▶ **Task objective**
Report each line of the data that includes the word "Bourg".

▶ **Supplied records**
------------------------------------------------------------
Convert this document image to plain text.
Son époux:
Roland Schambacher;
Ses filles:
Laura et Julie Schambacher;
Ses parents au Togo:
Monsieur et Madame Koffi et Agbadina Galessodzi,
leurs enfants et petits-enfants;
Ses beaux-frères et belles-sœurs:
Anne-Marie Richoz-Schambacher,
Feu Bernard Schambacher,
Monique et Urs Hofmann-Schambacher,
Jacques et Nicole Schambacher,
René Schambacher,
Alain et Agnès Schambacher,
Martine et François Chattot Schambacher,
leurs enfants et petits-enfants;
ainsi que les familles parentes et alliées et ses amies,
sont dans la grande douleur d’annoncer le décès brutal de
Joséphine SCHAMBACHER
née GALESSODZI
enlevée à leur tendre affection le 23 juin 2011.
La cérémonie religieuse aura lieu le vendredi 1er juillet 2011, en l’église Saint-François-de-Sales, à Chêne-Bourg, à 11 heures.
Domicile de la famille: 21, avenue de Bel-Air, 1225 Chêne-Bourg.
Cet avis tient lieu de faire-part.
------------------------------------------------------------
▶ **Expected answer**
La cérémonie religieuse aura lieu le vendredi 1er juillet 2011, en l’église Saint-François-de-Sales, à Chêne-Bourg, à 11 heures.
Domicile de la famille: 21, avenue de Bel-Air, 1225 Chêne-Bourg.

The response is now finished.